Brano originale ->
<<<<

Sentenza Sentenza Cassazione Civile n. 4763 del 28/02/2018

Cassazione civile, sez. I, 28/02/2018, (ud. 27/10/2017, dep.28/02/2018),  n. 4763

Fatto

1. Con sentenza depositata il 12 maggio 2016 la Corte d’appello di Roma, sezione per i minorenni, ha rigettato l’appello proposto da C.B., in proprio e nella qualità di esercente la potestà sulla figlia minore C.E., nei confronti di P.C. avverso la decisione di primo grado, che aveva accolto la domanda proposta da quest’ultimo, ai sensi dell’art. 250 c.c., comma 4, in tal modo tenendo luogo del consenso mancante della prima al riconoscimento della minore.

2. Per quanto ancora rileva, la Corte territoriale ha osservato: a) che, a fronte dell’interesse prioritario della minore ad acquisire uno stato che completi la sua personalità nella integrale dimensione psico – fisica, perdevano di significato i singoli episodi riferiti dalla C., che non assumevano rilievo tale da screditare la figura del P.; b) che il diritto del genitore ad operare il riconoscimento del figlio naturale, garantito dall’art. 30 Cost., non si pone in contrapposizione con l’interesse del minore, ma come misura ed elemento di definizione dello stesso; c) che il rifiuto della C. doveva ritenersi ingiustificato, considerato il diritto della minore ad entrambi i genitori in vista di una serena ed equilibrata crescita psico – fisica e dell’arricchimento che la stessa avrebbe ricevuto, da un punto di vista affettivo, oltre che materiale, dalla presenza anche del nucleo familiare paterno, composto da persone irreprensibili; d) che il P., nel corso dell’indagine da parte dei servizi sociali, aveva mostrato consapevolezza dei reati commessi, dei quali si era assunto ogni responsabilità; e) che l’adeguatezza dell’uno o dell’altro genitore, avrebbe potuto essere oggetto di successiva valutazione da parte del giudice, ai fini dei provvedimenti da adottare sia con riguardo alle modalità dell’affidamento, sia con riguardo all’esercizio della responsabilità genitoriale.

>>>>

Cosa fare -> Puoi ricopiare per intero la sentenza qui sopra, parola per parola e senza alcuna modifica?

Materiale fornito ->
<<<<

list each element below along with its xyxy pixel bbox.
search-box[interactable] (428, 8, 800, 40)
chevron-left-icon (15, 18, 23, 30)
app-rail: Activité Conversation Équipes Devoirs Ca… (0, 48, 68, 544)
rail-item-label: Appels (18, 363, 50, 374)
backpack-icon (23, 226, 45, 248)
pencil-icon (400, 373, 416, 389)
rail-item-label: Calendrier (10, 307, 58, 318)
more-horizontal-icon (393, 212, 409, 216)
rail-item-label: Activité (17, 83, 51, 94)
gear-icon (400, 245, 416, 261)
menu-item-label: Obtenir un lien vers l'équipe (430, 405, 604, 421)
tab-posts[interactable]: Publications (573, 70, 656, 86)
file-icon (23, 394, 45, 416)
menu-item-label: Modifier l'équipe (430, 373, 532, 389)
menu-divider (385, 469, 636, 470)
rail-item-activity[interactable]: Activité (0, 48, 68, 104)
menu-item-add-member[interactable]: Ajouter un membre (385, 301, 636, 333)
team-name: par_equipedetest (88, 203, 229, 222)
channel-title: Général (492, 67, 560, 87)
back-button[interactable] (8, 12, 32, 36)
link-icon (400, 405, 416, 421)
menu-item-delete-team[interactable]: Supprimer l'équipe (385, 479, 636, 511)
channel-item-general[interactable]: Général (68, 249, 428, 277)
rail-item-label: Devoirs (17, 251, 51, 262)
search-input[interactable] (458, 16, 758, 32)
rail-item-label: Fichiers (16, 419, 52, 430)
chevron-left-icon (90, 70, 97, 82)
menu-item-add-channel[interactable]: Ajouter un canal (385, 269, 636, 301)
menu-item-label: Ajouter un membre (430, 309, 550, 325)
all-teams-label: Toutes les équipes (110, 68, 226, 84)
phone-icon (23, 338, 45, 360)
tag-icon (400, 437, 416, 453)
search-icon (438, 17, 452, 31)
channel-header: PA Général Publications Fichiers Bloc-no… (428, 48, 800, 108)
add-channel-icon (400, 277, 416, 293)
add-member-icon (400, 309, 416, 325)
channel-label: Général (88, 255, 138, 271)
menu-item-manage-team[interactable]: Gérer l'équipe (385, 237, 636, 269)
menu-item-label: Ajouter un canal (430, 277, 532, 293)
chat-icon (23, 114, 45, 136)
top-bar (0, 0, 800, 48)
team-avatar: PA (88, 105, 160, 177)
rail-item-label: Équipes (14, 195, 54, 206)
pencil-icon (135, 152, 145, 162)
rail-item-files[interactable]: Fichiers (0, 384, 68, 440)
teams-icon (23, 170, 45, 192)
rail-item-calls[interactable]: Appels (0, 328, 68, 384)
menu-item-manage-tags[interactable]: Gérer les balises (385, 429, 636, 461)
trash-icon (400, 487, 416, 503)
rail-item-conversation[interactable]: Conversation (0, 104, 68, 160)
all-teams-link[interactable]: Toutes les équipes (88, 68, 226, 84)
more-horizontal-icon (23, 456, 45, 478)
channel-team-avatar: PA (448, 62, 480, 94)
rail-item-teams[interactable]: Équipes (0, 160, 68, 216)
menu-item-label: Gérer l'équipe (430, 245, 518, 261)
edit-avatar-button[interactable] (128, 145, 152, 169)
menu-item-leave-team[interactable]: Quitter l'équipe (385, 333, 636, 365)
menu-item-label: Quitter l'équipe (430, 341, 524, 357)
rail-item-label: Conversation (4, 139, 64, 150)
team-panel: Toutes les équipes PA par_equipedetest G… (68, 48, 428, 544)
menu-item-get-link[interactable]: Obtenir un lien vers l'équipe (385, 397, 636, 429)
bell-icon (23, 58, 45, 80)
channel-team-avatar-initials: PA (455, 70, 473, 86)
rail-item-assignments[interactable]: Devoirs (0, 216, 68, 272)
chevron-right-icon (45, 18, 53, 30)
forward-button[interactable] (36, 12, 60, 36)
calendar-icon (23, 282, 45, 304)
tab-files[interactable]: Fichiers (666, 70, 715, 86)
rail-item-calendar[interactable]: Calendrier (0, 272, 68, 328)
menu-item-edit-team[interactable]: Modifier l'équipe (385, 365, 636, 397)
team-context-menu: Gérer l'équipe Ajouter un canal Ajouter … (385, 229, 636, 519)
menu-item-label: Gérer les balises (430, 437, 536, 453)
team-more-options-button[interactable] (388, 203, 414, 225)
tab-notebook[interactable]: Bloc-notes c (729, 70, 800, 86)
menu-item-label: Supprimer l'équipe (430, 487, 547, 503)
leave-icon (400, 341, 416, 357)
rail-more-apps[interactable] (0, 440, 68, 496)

>>>>

Risposta completa ->
Sentenza Sentenza Cassazione Civile n. 4763 del 28/02/2018

Cassazione civile, sez. I, 28/02/2018, (ud. 27/10/2017, dep.28/02/2018),  n. 4763

Fatto

1. Con sentenza depositata il 12 maggio 2016 la Corte d’appello di Roma, sezione per i minorenni, ha rigettato l’appello proposto da C.B., in proprio e nella qualità di esercente la potestà sulla figlia minore C.E., nei confronti di P.C. avverso la decisione di primo grado, che aveva accolto la domanda proposta da quest’ultimo, ai sensi dell’art. 250 c.c., comma 4, in tal modo tenendo luogo del consenso mancante della prima al riconoscimento della minore.

2. Per quanto ancora rileva, la Corte territoriale ha osservato: a) che, a fronte dell’interesse prioritario della minore ad acquisire uno stato che completi la sua personalità nella integrale dimensione psico – fisica, perdevano di significato i singoli episodi riferiti dalla C., che non assumevano rilievo tale da screditare la figura del P.; b) che il diritto del genitore ad operare il riconoscimento del figlio naturale, garantito dall’art. 30 Cost., non si pone in contrapposizione con l’interesse del minore, ma come misura ed elemento di definizione dello stesso; c) che il rifiuto della C. doveva ritenersi ingiustificato, considerato il diritto della minore ad entrambi i genitori in vista di una serena ed equilibrata crescita psico – fisica e dell’arricchimento che la stessa avrebbe ricevuto, da un punto di vista affettivo, oltre che materiale, dalla presenza anche del nucleo familiare paterno, composto da persone irreprensibili; d) che il P., nel corso dell’indagine da parte dei servizi sociali, aveva mostrato consapevolezza dei reati commessi, dei quali si era assunto ogni responsabilità; e) che l’adeguatezza dell’uno o dell’altro genitore, avrebbe potuto essere oggetto di successiva valutazione da parte del giudice, ai fini dei provvedimenti da adottare sia con riguardo alle modalità dell’affidamento, sia con riguardo all’esercizio della responsabilità genitoriale.